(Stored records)
Start

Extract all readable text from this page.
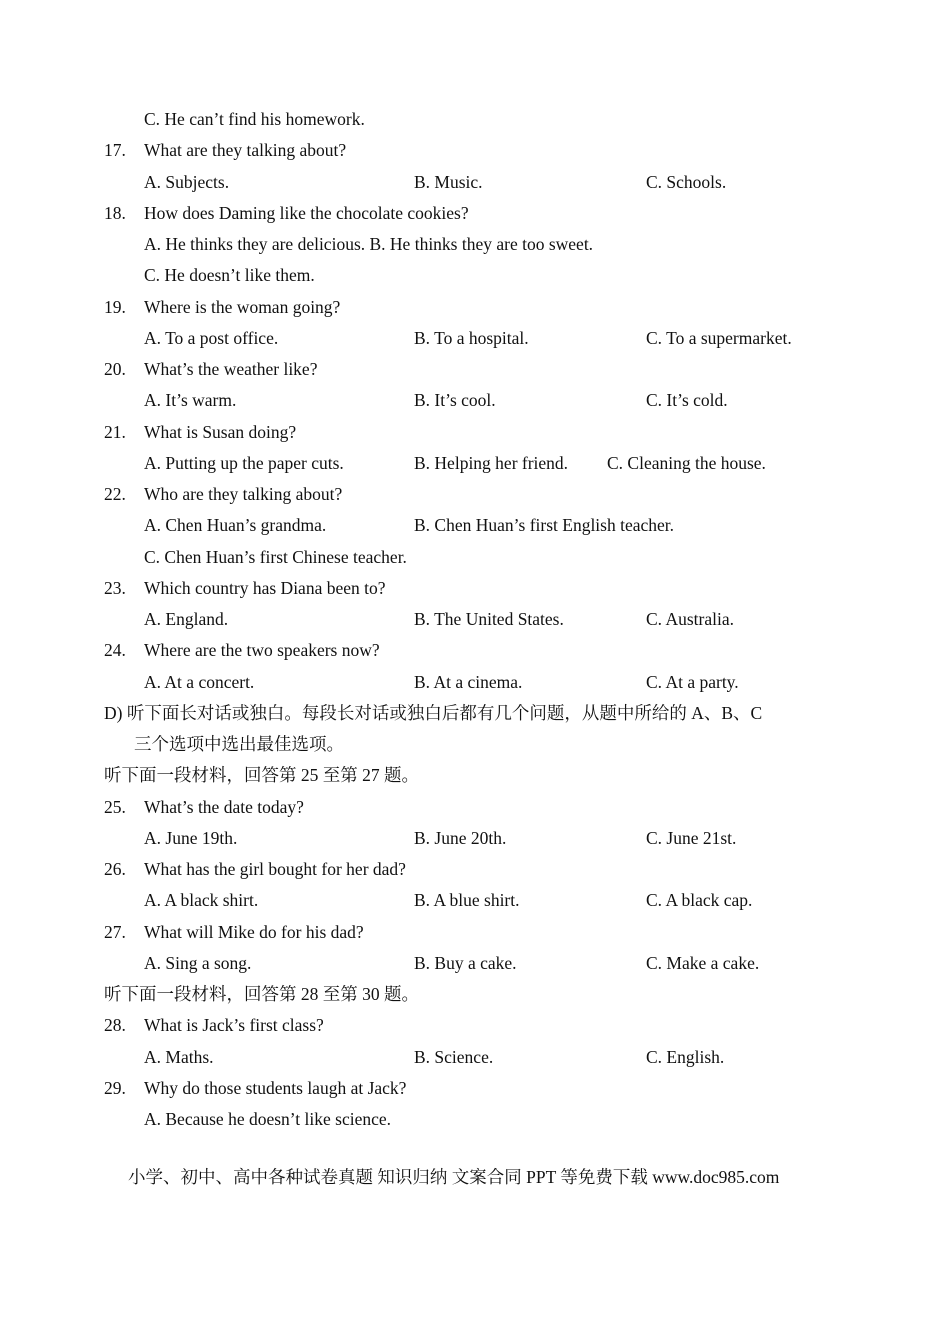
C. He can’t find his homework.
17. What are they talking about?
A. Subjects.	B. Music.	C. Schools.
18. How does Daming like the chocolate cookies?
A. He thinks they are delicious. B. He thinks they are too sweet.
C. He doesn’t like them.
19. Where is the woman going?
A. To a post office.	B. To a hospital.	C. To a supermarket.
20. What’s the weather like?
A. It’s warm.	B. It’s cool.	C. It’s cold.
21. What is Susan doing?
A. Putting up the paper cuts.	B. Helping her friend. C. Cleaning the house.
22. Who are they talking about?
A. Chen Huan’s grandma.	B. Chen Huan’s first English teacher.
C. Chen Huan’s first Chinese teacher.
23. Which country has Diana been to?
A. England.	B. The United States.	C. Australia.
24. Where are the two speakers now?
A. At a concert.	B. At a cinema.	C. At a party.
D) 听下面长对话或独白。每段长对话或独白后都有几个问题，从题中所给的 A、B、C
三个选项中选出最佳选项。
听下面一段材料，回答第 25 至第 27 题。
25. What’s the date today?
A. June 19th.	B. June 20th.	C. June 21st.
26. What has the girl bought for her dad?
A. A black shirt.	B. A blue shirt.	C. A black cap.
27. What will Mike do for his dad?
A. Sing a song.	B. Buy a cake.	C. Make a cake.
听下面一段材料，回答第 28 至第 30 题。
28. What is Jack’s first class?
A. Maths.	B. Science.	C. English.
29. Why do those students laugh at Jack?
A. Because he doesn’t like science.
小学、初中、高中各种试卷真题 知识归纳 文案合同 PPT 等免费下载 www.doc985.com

End
Start

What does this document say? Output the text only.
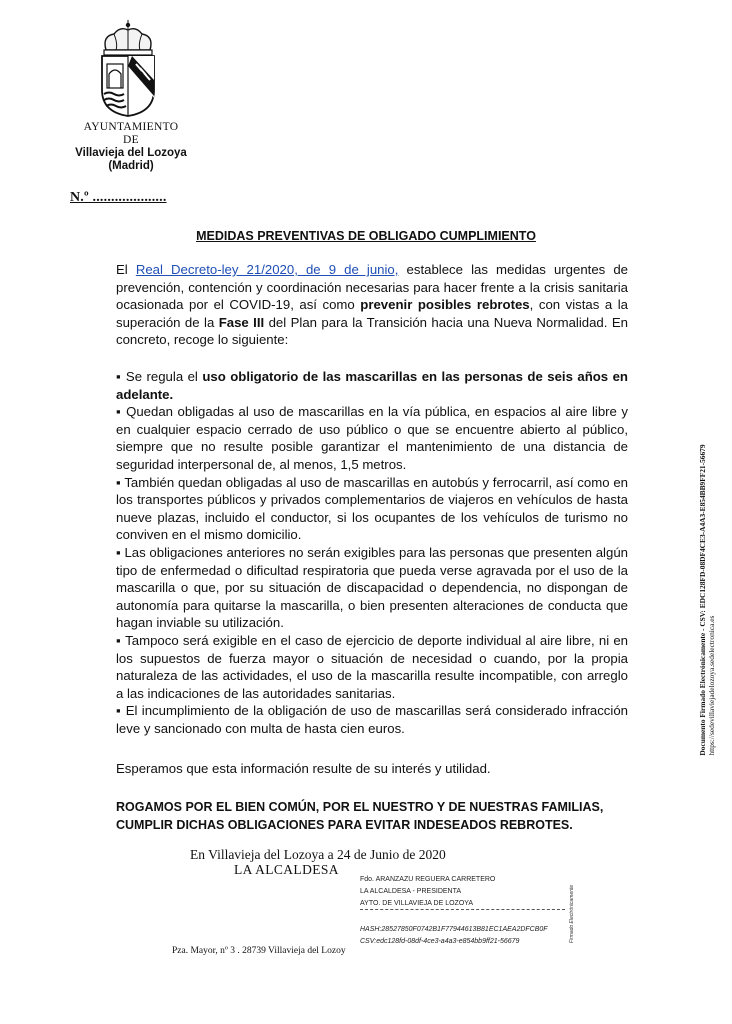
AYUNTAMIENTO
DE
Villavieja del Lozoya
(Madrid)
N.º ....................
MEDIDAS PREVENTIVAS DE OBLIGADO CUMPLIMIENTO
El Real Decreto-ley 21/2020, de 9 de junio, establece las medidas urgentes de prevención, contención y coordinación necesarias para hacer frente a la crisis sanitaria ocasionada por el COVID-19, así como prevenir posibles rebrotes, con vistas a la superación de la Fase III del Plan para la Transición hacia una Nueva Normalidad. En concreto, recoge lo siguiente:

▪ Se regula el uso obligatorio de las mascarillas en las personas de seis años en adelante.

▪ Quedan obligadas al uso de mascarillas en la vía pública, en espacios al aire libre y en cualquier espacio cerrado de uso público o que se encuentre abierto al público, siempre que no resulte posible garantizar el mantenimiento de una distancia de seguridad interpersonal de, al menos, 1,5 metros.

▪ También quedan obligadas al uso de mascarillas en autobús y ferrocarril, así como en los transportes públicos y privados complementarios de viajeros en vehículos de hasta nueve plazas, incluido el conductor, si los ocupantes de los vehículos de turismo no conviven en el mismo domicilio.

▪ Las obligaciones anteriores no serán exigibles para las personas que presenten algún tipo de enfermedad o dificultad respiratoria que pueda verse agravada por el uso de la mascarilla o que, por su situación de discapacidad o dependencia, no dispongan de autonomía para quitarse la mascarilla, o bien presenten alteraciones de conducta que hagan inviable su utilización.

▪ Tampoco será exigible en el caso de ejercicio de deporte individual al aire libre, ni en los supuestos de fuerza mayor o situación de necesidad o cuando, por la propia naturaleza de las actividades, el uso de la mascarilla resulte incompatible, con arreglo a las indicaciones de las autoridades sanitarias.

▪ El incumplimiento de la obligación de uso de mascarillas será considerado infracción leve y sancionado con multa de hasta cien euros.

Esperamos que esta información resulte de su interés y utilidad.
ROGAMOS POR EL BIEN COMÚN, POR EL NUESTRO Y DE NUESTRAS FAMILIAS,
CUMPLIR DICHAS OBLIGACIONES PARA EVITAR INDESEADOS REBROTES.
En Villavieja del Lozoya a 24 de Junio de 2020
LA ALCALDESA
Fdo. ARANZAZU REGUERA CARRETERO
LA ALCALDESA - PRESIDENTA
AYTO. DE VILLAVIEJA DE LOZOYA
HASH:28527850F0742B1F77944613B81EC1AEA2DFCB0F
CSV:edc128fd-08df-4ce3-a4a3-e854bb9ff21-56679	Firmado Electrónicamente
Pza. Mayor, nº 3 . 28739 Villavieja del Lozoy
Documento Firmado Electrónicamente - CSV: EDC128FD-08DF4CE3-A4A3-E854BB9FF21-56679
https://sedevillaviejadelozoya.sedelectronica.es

End

**YOUR TASK**
All lines that include "Huan" are to be gathered and copied.

**SOLUTION**
A. Chen Huan’s grandma.	B. Chen Huan’s first English teacher.
C. Chen Huan’s first Chinese teacher.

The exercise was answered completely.